RAW DATA:

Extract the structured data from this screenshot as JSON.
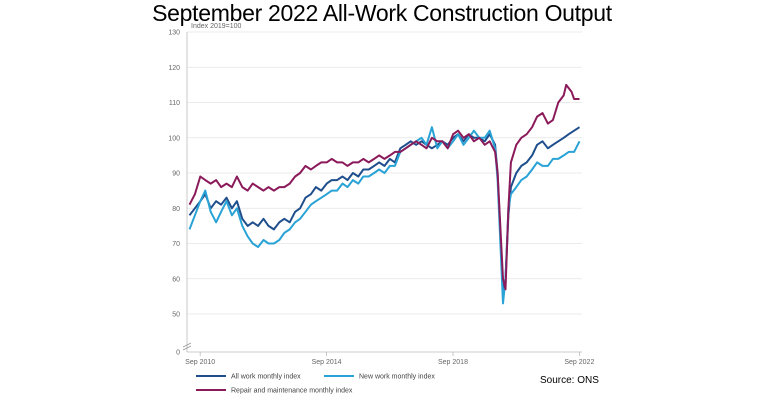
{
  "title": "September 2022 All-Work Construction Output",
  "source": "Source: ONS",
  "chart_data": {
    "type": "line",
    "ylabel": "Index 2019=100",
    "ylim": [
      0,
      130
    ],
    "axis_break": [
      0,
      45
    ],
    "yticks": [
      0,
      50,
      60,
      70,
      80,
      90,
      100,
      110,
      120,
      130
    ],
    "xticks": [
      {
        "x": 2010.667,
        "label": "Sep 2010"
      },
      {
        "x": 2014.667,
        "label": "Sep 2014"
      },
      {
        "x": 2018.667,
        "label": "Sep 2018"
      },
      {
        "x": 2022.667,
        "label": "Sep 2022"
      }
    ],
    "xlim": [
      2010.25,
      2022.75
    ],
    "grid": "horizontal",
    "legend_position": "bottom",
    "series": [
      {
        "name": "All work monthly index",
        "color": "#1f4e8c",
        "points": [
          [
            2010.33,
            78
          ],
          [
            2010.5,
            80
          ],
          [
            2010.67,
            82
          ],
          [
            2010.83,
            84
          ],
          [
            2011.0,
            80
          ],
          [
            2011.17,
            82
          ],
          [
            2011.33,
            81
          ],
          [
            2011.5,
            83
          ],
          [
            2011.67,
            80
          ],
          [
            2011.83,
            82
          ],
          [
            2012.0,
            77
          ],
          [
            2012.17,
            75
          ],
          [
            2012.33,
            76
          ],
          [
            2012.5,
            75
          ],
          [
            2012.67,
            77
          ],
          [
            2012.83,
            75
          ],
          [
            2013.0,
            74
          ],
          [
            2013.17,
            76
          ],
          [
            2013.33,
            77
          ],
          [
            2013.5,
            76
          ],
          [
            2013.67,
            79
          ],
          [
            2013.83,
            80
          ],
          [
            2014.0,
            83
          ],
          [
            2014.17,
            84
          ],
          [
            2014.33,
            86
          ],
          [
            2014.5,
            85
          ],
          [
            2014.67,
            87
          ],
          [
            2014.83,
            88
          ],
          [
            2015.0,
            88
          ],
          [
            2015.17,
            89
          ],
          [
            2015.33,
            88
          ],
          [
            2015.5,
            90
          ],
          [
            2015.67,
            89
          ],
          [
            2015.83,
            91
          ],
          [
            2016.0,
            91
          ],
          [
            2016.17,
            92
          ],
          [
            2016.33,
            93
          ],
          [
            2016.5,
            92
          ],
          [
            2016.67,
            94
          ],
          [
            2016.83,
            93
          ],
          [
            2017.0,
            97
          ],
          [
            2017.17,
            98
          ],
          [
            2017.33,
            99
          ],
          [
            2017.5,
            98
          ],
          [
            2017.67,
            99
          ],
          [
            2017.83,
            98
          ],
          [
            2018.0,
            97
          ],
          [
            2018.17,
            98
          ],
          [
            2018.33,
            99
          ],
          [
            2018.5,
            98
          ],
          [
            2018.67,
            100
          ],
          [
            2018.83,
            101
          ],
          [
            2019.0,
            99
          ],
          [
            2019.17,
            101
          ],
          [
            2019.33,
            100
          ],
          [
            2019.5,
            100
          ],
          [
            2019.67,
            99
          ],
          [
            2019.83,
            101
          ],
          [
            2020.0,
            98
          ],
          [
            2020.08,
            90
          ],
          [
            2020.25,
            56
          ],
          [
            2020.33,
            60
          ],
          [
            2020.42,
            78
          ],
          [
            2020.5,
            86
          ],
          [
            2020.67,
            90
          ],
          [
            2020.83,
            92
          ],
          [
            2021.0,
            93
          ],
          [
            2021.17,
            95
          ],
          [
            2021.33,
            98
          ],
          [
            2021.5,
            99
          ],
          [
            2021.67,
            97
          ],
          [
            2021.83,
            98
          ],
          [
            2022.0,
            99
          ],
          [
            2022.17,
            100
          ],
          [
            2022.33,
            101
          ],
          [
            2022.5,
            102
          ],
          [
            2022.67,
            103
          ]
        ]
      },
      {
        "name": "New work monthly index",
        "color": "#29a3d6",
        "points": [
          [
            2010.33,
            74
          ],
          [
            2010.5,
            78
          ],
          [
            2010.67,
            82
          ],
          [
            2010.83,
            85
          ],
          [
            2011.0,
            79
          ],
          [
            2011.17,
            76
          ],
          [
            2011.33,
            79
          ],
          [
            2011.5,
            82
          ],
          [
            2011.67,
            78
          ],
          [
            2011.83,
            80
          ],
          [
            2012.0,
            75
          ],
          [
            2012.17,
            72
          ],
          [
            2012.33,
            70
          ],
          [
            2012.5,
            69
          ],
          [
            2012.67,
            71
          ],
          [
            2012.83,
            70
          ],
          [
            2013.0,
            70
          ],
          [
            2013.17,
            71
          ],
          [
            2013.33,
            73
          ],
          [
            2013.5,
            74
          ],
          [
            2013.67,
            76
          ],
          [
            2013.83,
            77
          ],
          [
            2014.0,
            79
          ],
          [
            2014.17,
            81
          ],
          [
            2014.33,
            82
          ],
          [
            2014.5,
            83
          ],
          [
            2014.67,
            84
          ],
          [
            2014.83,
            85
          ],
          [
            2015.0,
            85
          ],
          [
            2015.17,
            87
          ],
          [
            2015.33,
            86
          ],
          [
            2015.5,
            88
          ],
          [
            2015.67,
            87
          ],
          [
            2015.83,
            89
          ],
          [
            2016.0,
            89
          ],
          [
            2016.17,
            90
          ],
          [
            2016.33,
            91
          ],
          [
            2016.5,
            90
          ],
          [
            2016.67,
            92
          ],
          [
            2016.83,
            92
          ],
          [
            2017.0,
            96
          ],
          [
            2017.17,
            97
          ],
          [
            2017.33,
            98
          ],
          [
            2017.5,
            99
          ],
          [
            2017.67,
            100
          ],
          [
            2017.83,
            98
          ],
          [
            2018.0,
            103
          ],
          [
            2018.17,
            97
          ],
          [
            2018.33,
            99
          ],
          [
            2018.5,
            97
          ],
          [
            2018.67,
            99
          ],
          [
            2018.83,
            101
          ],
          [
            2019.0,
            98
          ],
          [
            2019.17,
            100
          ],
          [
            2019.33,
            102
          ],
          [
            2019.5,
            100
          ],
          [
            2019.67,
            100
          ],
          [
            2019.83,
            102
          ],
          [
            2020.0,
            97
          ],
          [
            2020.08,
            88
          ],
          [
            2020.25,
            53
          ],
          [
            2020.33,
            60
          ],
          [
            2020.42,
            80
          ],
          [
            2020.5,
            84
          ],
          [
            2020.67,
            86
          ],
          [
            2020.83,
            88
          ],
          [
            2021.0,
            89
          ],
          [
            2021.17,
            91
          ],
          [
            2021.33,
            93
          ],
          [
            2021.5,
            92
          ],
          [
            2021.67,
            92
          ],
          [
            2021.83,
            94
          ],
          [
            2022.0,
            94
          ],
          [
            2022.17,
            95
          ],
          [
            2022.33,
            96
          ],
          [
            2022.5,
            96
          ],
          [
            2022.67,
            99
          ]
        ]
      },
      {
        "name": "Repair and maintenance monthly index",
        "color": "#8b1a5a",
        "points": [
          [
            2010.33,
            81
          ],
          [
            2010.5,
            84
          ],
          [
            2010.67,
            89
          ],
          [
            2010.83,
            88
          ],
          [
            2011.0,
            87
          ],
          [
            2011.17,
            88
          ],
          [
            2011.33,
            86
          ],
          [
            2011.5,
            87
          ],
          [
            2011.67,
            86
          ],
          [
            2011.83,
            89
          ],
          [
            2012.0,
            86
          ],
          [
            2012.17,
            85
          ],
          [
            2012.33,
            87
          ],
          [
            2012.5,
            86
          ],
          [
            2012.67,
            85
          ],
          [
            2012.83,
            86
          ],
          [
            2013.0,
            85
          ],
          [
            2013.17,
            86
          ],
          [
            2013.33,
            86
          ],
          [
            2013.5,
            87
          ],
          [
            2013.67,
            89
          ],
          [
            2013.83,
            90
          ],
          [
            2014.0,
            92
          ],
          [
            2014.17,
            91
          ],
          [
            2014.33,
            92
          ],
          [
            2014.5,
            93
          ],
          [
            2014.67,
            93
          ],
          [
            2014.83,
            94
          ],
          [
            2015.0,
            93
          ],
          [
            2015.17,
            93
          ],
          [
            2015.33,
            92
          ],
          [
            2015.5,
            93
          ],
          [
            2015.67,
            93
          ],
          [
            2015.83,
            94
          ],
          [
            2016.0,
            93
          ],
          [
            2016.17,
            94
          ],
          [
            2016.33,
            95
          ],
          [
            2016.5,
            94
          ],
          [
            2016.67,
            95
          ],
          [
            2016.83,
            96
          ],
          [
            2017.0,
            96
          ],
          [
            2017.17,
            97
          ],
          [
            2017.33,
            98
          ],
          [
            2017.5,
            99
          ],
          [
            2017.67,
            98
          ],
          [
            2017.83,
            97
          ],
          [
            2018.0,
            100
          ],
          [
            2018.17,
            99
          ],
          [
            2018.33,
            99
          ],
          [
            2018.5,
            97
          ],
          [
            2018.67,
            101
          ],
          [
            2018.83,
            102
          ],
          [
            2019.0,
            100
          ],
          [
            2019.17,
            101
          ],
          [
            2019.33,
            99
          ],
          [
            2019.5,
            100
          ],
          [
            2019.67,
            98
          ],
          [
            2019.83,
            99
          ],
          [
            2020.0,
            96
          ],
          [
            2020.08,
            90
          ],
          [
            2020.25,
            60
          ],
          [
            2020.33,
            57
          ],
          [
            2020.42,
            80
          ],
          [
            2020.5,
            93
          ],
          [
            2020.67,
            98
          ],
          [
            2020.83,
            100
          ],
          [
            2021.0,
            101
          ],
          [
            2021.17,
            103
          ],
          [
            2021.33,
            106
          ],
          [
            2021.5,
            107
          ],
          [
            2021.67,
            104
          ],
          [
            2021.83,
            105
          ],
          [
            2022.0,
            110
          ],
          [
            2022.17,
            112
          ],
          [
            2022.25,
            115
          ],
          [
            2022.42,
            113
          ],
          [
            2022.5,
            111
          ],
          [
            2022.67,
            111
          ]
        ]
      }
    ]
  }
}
--
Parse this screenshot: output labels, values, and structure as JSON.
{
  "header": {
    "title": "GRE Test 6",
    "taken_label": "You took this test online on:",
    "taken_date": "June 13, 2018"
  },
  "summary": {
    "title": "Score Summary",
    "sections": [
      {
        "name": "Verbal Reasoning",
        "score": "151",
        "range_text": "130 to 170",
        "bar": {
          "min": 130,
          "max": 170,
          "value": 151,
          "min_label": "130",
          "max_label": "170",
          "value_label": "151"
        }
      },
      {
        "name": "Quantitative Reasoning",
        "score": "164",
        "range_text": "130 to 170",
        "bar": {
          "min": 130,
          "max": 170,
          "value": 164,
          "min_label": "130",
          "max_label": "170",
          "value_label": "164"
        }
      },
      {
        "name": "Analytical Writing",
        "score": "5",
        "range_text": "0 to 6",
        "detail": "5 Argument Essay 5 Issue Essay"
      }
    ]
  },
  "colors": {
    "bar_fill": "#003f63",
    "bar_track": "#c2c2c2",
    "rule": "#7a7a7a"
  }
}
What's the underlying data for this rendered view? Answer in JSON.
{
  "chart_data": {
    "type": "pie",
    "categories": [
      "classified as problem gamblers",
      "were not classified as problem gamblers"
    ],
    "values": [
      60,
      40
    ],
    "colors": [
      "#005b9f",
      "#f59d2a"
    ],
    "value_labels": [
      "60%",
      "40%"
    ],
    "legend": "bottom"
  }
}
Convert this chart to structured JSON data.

PROBLEM:
Start with the line that holds "What's the underlying" and finish with the line that holds "Convert this chart to structured JSON data.". Transcribe each line in between exactly, and those two as well.

TASK SOLUTION:
What's the underlying data for this rendered view? Answer in JSON.
{
  "chart_data": {
    "type": "pie",
    "categories": [
      "classified as problem gamblers",
      "were not classified as problem gamblers"
    ],
    "values": [
      60,
      40
    ],
    "colors": [
      "#005b9f",
      "#f59d2a"
    ],
    "value_labels": [
      "60%",
      "40%"
    ],
    "legend": "bottom"
  }
}
Convert this chart to structured JSON data.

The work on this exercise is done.